* Provided material
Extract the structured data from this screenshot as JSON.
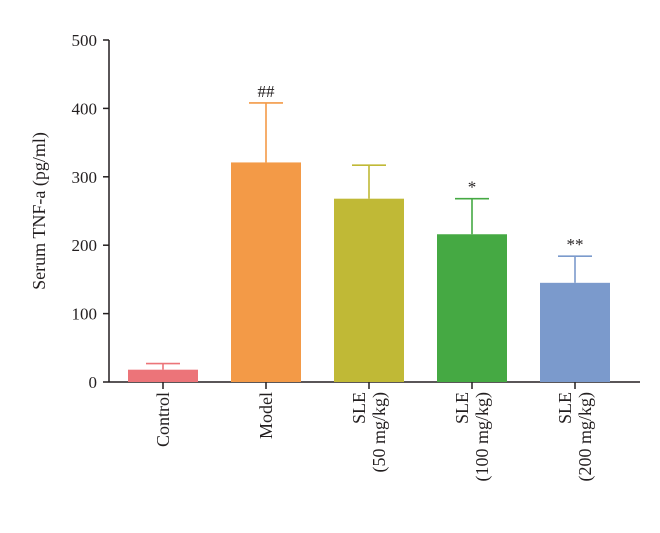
{
  "chart_data": {
    "type": "bar",
    "ylabel": "Serum TNF-a (pg/ml)",
    "xlabel": "",
    "ylim": [
      0,
      500
    ],
    "yticks": [
      0,
      100,
      200,
      300,
      400,
      500
    ],
    "grid": false,
    "categories": [
      [
        "Control"
      ],
      [
        "Model"
      ],
      [
        "SLE",
        "(50 mg/kg)"
      ],
      [
        "SLE",
        "(100 mg/kg)"
      ],
      [
        "SLE",
        "(200 mg/kg)"
      ]
    ],
    "values": [
      18,
      321,
      268,
      216,
      145
    ],
    "errors": [
      9,
      87,
      49,
      52,
      39
    ],
    "significance": [
      "",
      "##",
      "",
      "*",
      "**"
    ],
    "colors": [
      "#ec7479",
      "#f39a47",
      "#c0b936",
      "#45a943",
      "#7b9acc"
    ]
  }
}
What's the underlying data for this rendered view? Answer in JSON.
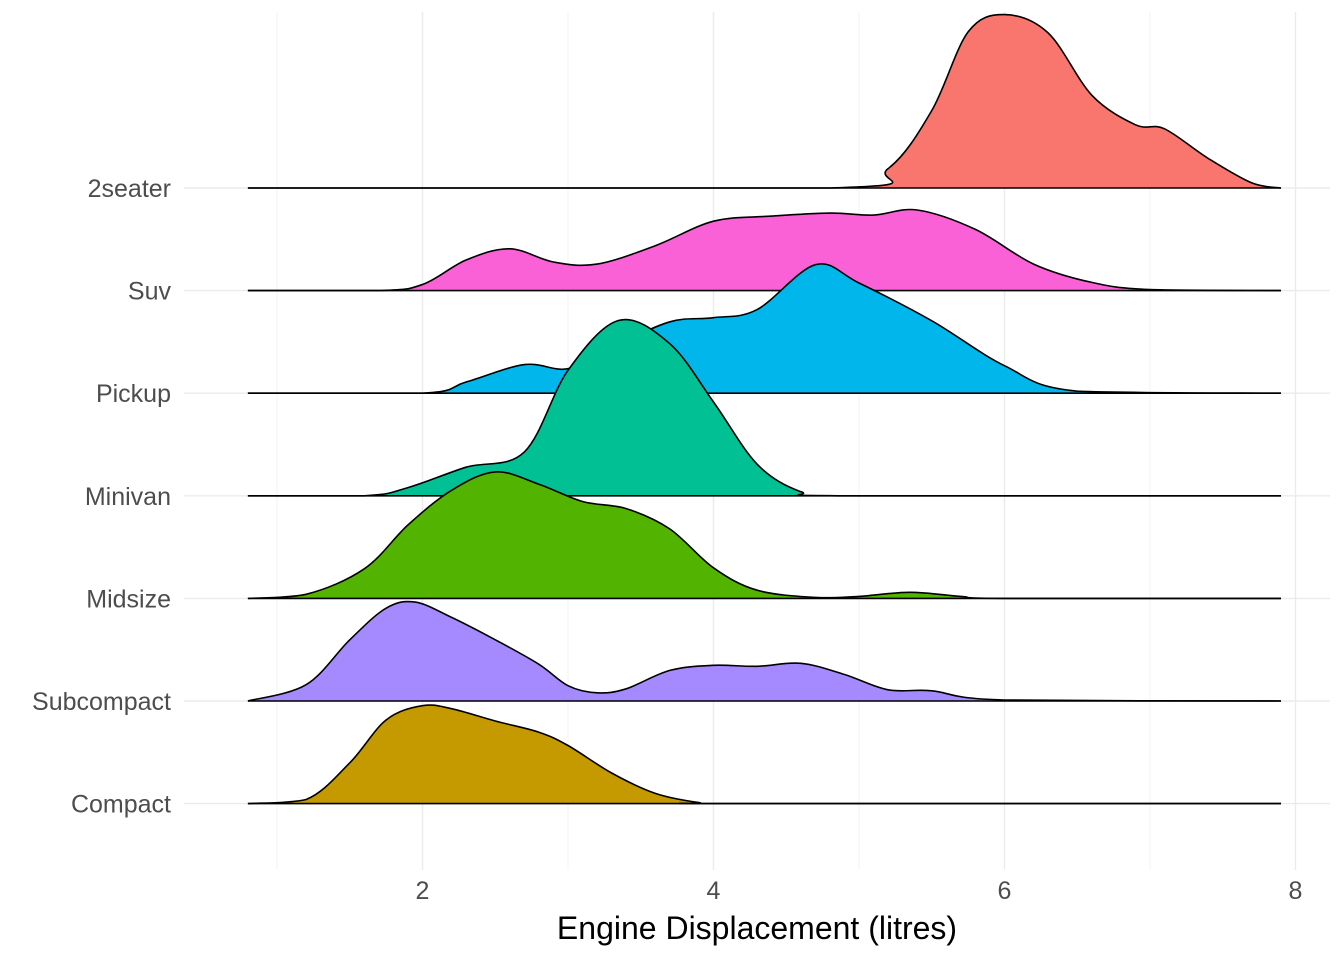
{
  "chart_data": {
    "type": "area",
    "subtype": "ridgeline-density",
    "title": "",
    "xlabel": "Engine Displacement (litres)",
    "ylabel": "",
    "xlim": [
      0.35,
      8.35
    ],
    "x_ticks": [
      2,
      4,
      6,
      8
    ],
    "x_range": [
      0.8,
      7.9
    ],
    "grid": true,
    "legend": "none",
    "series": [
      {
        "name": "Compact",
        "color": "#C49A00",
        "points": [
          [
            0.8,
            0
          ],
          [
            1.2,
            0.04
          ],
          [
            1.5,
            0.4
          ],
          [
            1.75,
            0.82
          ],
          [
            2.0,
            0.96
          ],
          [
            2.2,
            0.93
          ],
          [
            2.5,
            0.81
          ],
          [
            2.8,
            0.7
          ],
          [
            3.0,
            0.57
          ],
          [
            3.3,
            0.3
          ],
          [
            3.6,
            0.1
          ],
          [
            3.9,
            0.01
          ],
          [
            4.1,
            0
          ],
          [
            7.9,
            0
          ]
        ]
      },
      {
        "name": "Subcompact",
        "color": "#A58AFF",
        "points": [
          [
            0.8,
            0
          ],
          [
            1.2,
            0.16
          ],
          [
            1.5,
            0.6
          ],
          [
            1.75,
            0.91
          ],
          [
            1.95,
            0.97
          ],
          [
            2.2,
            0.82
          ],
          [
            2.5,
            0.6
          ],
          [
            2.8,
            0.36
          ],
          [
            3.0,
            0.15
          ],
          [
            3.2,
            0.08
          ],
          [
            3.4,
            0.12
          ],
          [
            3.7,
            0.3
          ],
          [
            4.0,
            0.35
          ],
          [
            4.3,
            0.34
          ],
          [
            4.6,
            0.37
          ],
          [
            4.9,
            0.26
          ],
          [
            5.2,
            0.11
          ],
          [
            5.5,
            0.1
          ],
          [
            6.0,
            0.01
          ],
          [
            7.9,
            0
          ]
        ]
      },
      {
        "name": "Midsize",
        "color": "#53B400",
        "points": [
          [
            0.8,
            0
          ],
          [
            1.2,
            0.04
          ],
          [
            1.6,
            0.29
          ],
          [
            1.9,
            0.72
          ],
          [
            2.2,
            1.06
          ],
          [
            2.5,
            1.24
          ],
          [
            2.8,
            1.12
          ],
          [
            3.1,
            0.95
          ],
          [
            3.4,
            0.88
          ],
          [
            3.7,
            0.68
          ],
          [
            4.0,
            0.3
          ],
          [
            4.3,
            0.08
          ],
          [
            4.7,
            0.01
          ],
          [
            5.0,
            0.02
          ],
          [
            5.35,
            0.06
          ],
          [
            5.7,
            0.02
          ],
          [
            6.0,
            0
          ],
          [
            7.9,
            0
          ]
        ]
      },
      {
        "name": "Minivan",
        "color": "#00C094",
        "points": [
          [
            0.8,
            0
          ],
          [
            1.6,
            0
          ],
          [
            1.9,
            0.08
          ],
          [
            2.3,
            0.28
          ],
          [
            2.7,
            0.43
          ],
          [
            3.0,
            1.23
          ],
          [
            3.35,
            1.72
          ],
          [
            3.7,
            1.49
          ],
          [
            4.0,
            0.92
          ],
          [
            4.3,
            0.31
          ],
          [
            4.6,
            0.04
          ],
          [
            4.9,
            0
          ],
          [
            7.9,
            0
          ]
        ]
      },
      {
        "name": "Pickup",
        "color": "#00B6EB",
        "points": [
          [
            0.8,
            0
          ],
          [
            2.0,
            0
          ],
          [
            2.3,
            0.11
          ],
          [
            2.7,
            0.28
          ],
          [
            3.0,
            0.24
          ],
          [
            3.3,
            0.45
          ],
          [
            3.7,
            0.7
          ],
          [
            4.0,
            0.74
          ],
          [
            4.3,
            0.82
          ],
          [
            4.7,
            1.26
          ],
          [
            5.0,
            1.08
          ],
          [
            5.5,
            0.71
          ],
          [
            6.0,
            0.27
          ],
          [
            6.5,
            0.02
          ],
          [
            7.9,
            0
          ]
        ]
      },
      {
        "name": "Suv",
        "color": "#FB61D7",
        "points": [
          [
            0.8,
            0
          ],
          [
            1.7,
            0
          ],
          [
            2.0,
            0.06
          ],
          [
            2.3,
            0.3
          ],
          [
            2.6,
            0.41
          ],
          [
            2.9,
            0.28
          ],
          [
            3.2,
            0.26
          ],
          [
            3.6,
            0.44
          ],
          [
            4.0,
            0.68
          ],
          [
            4.4,
            0.73
          ],
          [
            4.8,
            0.76
          ],
          [
            5.1,
            0.74
          ],
          [
            5.4,
            0.79
          ],
          [
            5.8,
            0.6
          ],
          [
            6.2,
            0.26
          ],
          [
            6.6,
            0.08
          ],
          [
            7.0,
            0.01
          ],
          [
            7.9,
            0
          ]
        ]
      },
      {
        "name": "2seater",
        "color": "#F8766D",
        "points": [
          [
            0.8,
            0
          ],
          [
            4.8,
            0
          ],
          [
            5.2,
            0.19
          ],
          [
            5.5,
            0.76
          ],
          [
            5.75,
            1.53
          ],
          [
            6.0,
            1.7
          ],
          [
            6.3,
            1.52
          ],
          [
            6.6,
            0.91
          ],
          [
            6.9,
            0.62
          ],
          [
            7.1,
            0.58
          ],
          [
            7.4,
            0.29
          ],
          [
            7.7,
            0.05
          ],
          [
            7.9,
            0
          ]
        ]
      }
    ]
  }
}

* Exercise details
Write out the records above once more, word for word, with no pictures.

* Result
Extract the structured data from this screenshot as JSON.
{
  "chart_data": {
    "type": "bar",
    "ylabel": "Serum TNF-a (pg/ml)",
    "xlabel": "",
    "ylim": [
      0,
      500
    ],
    "yticks": [
      0,
      100,
      200,
      300,
      400,
      500
    ],
    "grid": false,
    "categories": [
      [
        "Control"
      ],
      [
        "Model"
      ],
      [
        "SLE",
        "(50 mg/kg)"
      ],
      [
        "SLE",
        "(100 mg/kg)"
      ],
      [
        "SLE",
        "(200 mg/kg)"
      ]
    ],
    "values": [
      18,
      321,
      268,
      216,
      145
    ],
    "errors": [
      9,
      87,
      49,
      52,
      39
    ],
    "significance": [
      "",
      "##",
      "",
      "*",
      "**"
    ],
    "colors": [
      "#ec7479",
      "#f39a47",
      "#c0b936",
      "#45a943",
      "#7b9acc"
    ]
  }
}
What's the underlying data for this rendered view? Answer in JSON.
{
  "chart_data": {
    "type": "area",
    "subtype": "ridgeline-density",
    "title": "",
    "xlabel": "Engine Displacement (litres)",
    "ylabel": "",
    "xlim": [
      0.35,
      8.35
    ],
    "x_ticks": [
      2,
      4,
      6,
      8
    ],
    "x_range": [
      0.8,
      7.9
    ],
    "grid": true,
    "legend": "none",
    "series": [
      {
        "name": "Compact",
        "color": "#C49A00",
        "points": [
          [
            0.8,
            0
          ],
          [
            1.2,
            0.04
          ],
          [
            1.5,
            0.4
          ],
          [
            1.75,
            0.82
          ],
          [
            2.0,
            0.96
          ],
          [
            2.2,
            0.93
          ],
          [
            2.5,
            0.81
          ],
          [
            2.8,
            0.7
          ],
          [
            3.0,
            0.57
          ],
          [
            3.3,
            0.3
          ],
          [
            3.6,
            0.1
          ],
          [
            3.9,
            0.01
          ],
          [
            4.1,
            0
          ],
          [
            7.9,
            0
          ]
        ]
      },
      {
        "name": "Subcompact",
        "color": "#A58AFF",
        "points": [
          [
            0.8,
            0
          ],
          [
            1.2,
            0.16
          ],
          [
            1.5,
            0.6
          ],
          [
            1.75,
            0.91
          ],
          [
            1.95,
            0.97
          ],
          [
            2.2,
            0.82
          ],
          [
            2.5,
            0.6
          ],
          [
            2.8,
            0.36
          ],
          [
            3.0,
            0.15
          ],
          [
            3.2,
            0.08
          ],
          [
            3.4,
            0.12
          ],
          [
            3.7,
            0.3
          ],
          [
            4.0,
            0.35
          ],
          [
            4.3,
            0.34
          ],
          [
            4.6,
            0.37
          ],
          [
            4.9,
            0.26
          ],
          [
            5.2,
            0.11
          ],
          [
            5.5,
            0.1
          ],
          [
            6.0,
            0.01
          ],
          [
            7.9,
            0
          ]
        ]
      },
      {
        "name": "Midsize",
        "color": "#53B400",
        "points": [
          [
            0.8,
            0
          ],
          [
            1.2,
            0.04
          ],
          [
            1.6,
            0.29
          ],
          [
            1.9,
            0.72
          ],
          [
            2.2,
            1.06
          ],
          [
            2.5,
            1.24
          ],
          [
            2.8,
            1.12
          ],
          [
            3.1,
            0.95
          ],
          [
            3.4,
            0.88
          ],
          [
            3.7,
            0.68
          ],
          [
            4.0,
            0.3
          ],
          [
            4.3,
            0.08
          ],
          [
            4.7,
            0.01
          ],
          [
            5.0,
            0.02
          ],
          [
            5.35,
            0.06
          ],
          [
            5.7,
            0.02
          ],
          [
            6.0,
            0
          ],
          [
            7.9,
            0
          ]
        ]
      },
      {
        "name": "Minivan",
        "color": "#00C094",
        "points": [
          [
            0.8,
            0
          ],
          [
            1.6,
            0
          ],
          [
            1.9,
            0.08
          ],
          [
            2.3,
            0.28
          ],
          [
            2.7,
            0.43
          ],
          [
            3.0,
            1.23
          ],
          [
            3.35,
            1.72
          ],
          [
            3.7,
            1.49
          ],
          [
            4.0,
            0.92
          ],
          [
            4.3,
            0.31
          ],
          [
            4.6,
            0.04
          ],
          [
            4.9,
            0
          ],
          [
            7.9,
            0
          ]
        ]
      },
      {
        "name": "Pickup",
        "color": "#00B6EB",
        "points": [
          [
            0.8,
            0
          ],
          [
            2.0,
            0
          ],
          [
            2.3,
            0.11
          ],
          [
            2.7,
            0.28
          ],
          [
            3.0,
            0.24
          ],
          [
            3.3,
            0.45
          ],
          [
            3.7,
            0.7
          ],
          [
            4.0,
            0.74
          ],
          [
            4.3,
            0.82
          ],
          [
            4.7,
            1.26
          ],
          [
            5.0,
            1.08
          ],
          [
            5.5,
            0.71
          ],
          [
            6.0,
            0.27
          ],
          [
            6.5,
            0.02
          ],
          [
            7.9,
            0
          ]
        ]
      },
      {
        "name": "Suv",
        "color": "#FB61D7",
        "points": [
          [
            0.8,
            0
          ],
          [
            1.7,
            0
          ],
          [
            2.0,
            0.06
          ],
          [
            2.3,
            0.3
          ],
          [
            2.6,
            0.41
          ],
          [
            2.9,
            0.28
          ],
          [
            3.2,
            0.26
          ],
          [
            3.6,
            0.44
          ],
          [
            4.0,
            0.68
          ],
          [
            4.4,
            0.73
          ],
          [
            4.8,
            0.76
          ],
          [
            5.1,
            0.74
          ],
          [
            5.4,
            0.79
          ],
          [
            5.8,
            0.6
          ],
          [
            6.2,
            0.26
          ],
          [
            6.6,
            0.08
          ],
          [
            7.0,
            0.01
          ],
          [
            7.9,
            0
          ]
        ]
      },
      {
        "name": "2seater",
        "color": "#F8766D",
        "points": [
          [
            0.8,
            0
          ],
          [
            4.8,
            0
          ],
          [
            5.2,
            0.19
          ],
          [
            5.5,
            0.76
          ],
          [
            5.75,
            1.53
          ],
          [
            6.0,
            1.7
          ],
          [
            6.3,
            1.52
          ],
          [
            6.6,
            0.91
          ],
          [
            6.9,
            0.62
          ],
          [
            7.1,
            0.58
          ],
          [
            7.4,
            0.29
          ],
          [
            7.7,
            0.05
          ],
          [
            7.9,
            0
          ]
        ]
      }
    ]
  }
}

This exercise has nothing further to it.